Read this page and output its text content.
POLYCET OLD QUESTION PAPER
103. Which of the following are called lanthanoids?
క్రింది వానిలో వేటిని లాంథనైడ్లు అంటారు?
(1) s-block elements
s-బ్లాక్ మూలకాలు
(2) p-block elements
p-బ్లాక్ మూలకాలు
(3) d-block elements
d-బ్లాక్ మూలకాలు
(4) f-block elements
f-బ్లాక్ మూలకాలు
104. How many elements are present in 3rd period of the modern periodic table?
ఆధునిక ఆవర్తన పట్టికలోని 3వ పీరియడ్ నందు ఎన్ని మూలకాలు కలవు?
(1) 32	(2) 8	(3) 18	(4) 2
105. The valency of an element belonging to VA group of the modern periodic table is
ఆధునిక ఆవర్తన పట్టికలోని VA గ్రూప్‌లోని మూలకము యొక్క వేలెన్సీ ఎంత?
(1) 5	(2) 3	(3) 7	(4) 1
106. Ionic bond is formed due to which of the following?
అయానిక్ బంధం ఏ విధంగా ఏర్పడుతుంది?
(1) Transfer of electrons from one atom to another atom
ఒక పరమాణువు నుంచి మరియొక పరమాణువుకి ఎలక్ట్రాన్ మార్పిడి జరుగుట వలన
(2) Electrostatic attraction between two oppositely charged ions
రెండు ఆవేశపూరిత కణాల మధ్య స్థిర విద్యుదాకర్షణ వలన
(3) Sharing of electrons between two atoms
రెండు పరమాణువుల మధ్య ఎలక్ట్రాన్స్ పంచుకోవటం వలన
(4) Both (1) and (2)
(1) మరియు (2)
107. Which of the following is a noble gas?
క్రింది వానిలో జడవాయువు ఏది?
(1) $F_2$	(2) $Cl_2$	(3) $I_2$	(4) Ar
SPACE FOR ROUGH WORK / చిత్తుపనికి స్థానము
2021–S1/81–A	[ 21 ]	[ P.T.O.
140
____
Find the lines of the material that hold the word "table" and report their count alone.

2